Work to be completed: Find the string "λύσσης" and gather every line that holds it.

Material to process:
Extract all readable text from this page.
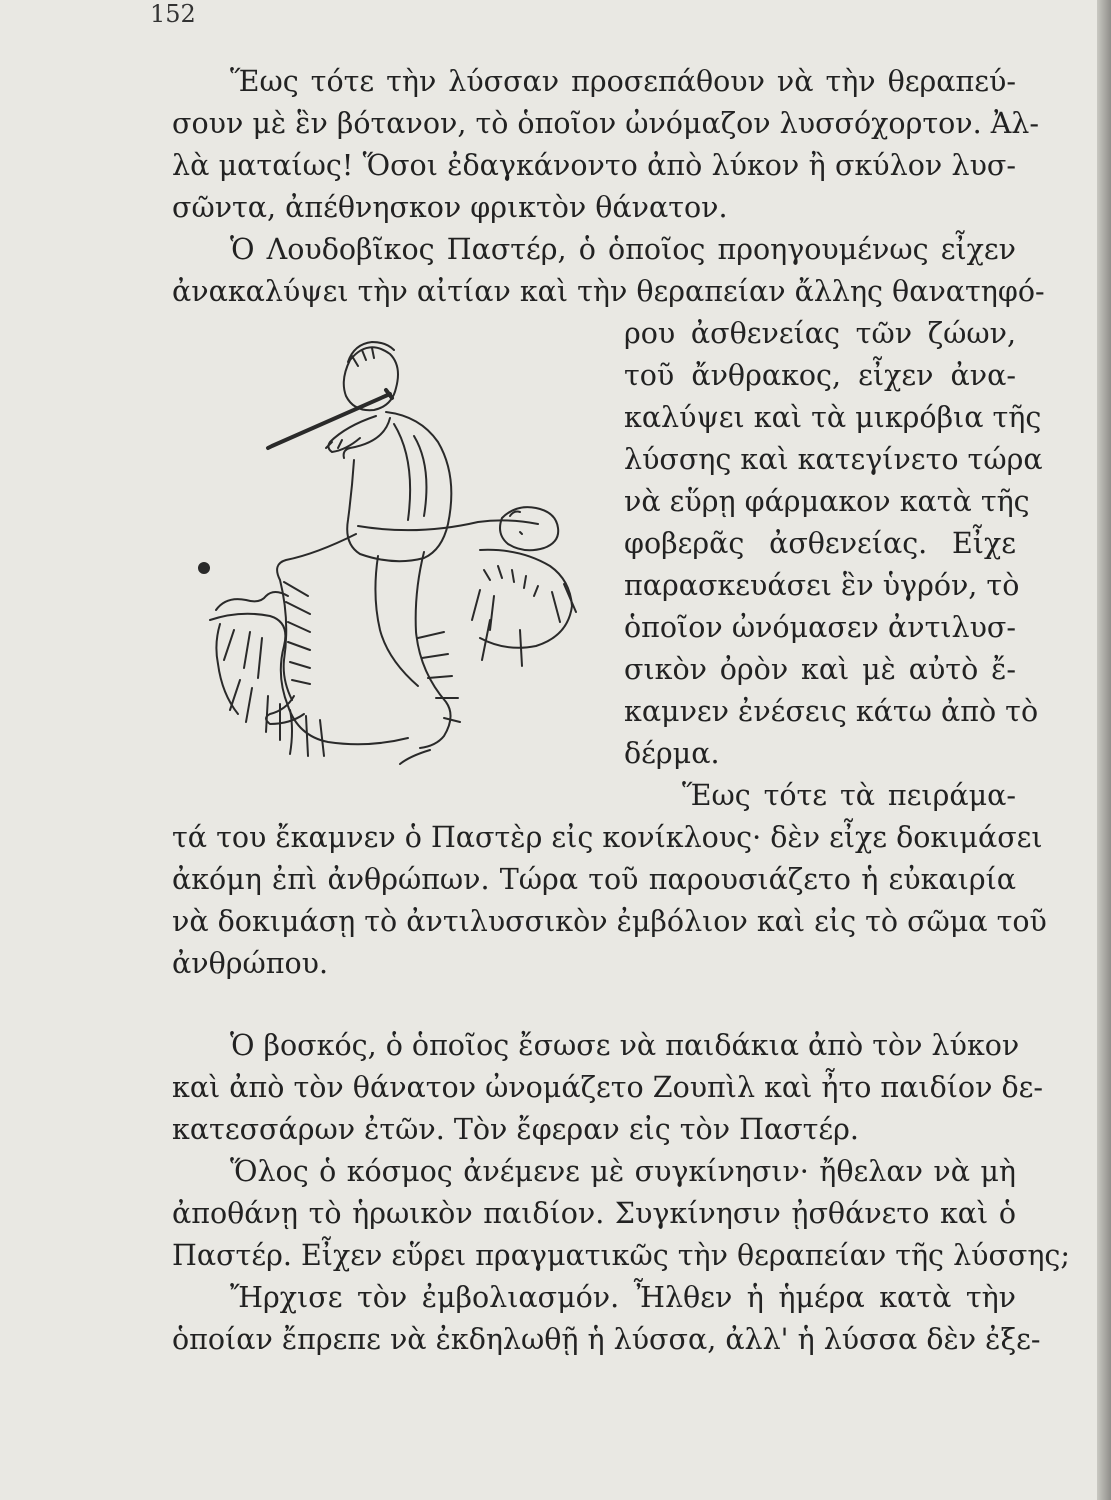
152
Ἕως τότε τὴν λύσσαν προσεπάθουν νὰ τὴν θεραπεύ-
σουν μὲ ἓν βότανον, τὸ ὁποῖον ὠνόμαζον λυσσόχορτον. Ἀλ-
λὰ ματαίως! Ὅσοι ἐδαγκάνοντο ἀπὸ λύκον ἢ σκύλον λυσ-
σῶντα, ἀπέθνησκον φρικτὸν θάνατον.
Ὁ Λουδοβῖκος Παστέρ, ὁ ὁποῖος προηγουμένως εἶχεν
ἀνακαλύψει τὴν αἰτίαν καὶ τὴν θεραπείαν ἄλλης θανατηφό-
ρου ἀσθενείας τῶν ζώων,
τοῦ ἄνθρακος, εἶχεν ἀνα-
καλύψει καὶ τὰ μικρόβια τῆς
λύσσης καὶ κατεγίνετο τώρα
νὰ εὕρῃ φάρμακον κατὰ τῆς
φοβερᾶς ἀσθενείας. Εἶχε
παρασκευάσει ἓν ὑγρόν, τὸ
ὁποῖον ὠνόμασεν ἀντιλυσ-
σικὸν ὀρὸν καὶ μὲ αὐτὸ ἔ-
καμνεν ἐνέσεις κάτω ἀπὸ τὸ
δέρμα.
Ἕως τότε τὰ πειράμα-
τά του ἔκαμνεν ὁ Παστὲρ εἰς κονίκλους· δὲν εἶχε δοκιμάσει
ἀκόμη ἐπὶ ἀνθρώπων. Τώρα τοῦ παρουσιάζετο ἡ εὐκαιρία
νὰ δοκιμάσῃ τὸ ἀντιλυσσικὸν ἐμβόλιον καὶ εἰς τὸ σῶμα τοῦ
ἀνθρώπου.
Ὁ βοσκός, ὁ ὁποῖος ἔσωσε νὰ παιδάκια ἀπὸ τὸν λύκον
καὶ ἀπὸ τὸν θάνατον ὠνομάζετο Ζουπὶλ καὶ ἦτο παιδίον δε-
κατεσσάρων ἐτῶν. Τὸν ἔφεραν εἰς τὸν Παστέρ.
Ὅλος ὁ κόσμος ἀνέμενε μὲ συγκίνησιν· ἤθελαν νὰ μὴ
ἀποθάνῃ τὸ ἡρωικὸν παιδίον. Συγκίνησιν ᾐσθάνετο καὶ ὁ
Παστέρ. Εἶχεν εὕρει πραγματικῶς τὴν θεραπείαν τῆς λύσσης;
Ἤρχισε τὸν ἐμβολιασμόν. Ἦλθεν ἡ ἡμέρα κατὰ τὴν
ὁποίαν ἔπρεπε νὰ ἐκδηλωθῇ ἡ λύσσα, ἀλλ' ἡ λύσσα δὲν ἐξε-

Task solution:
λύσσης καὶ κατεγίνετο τώρα
Παστέρ. Εἶχεν εὕρει πραγματικῶς τὴν θεραπείαν τῆς λύσσης;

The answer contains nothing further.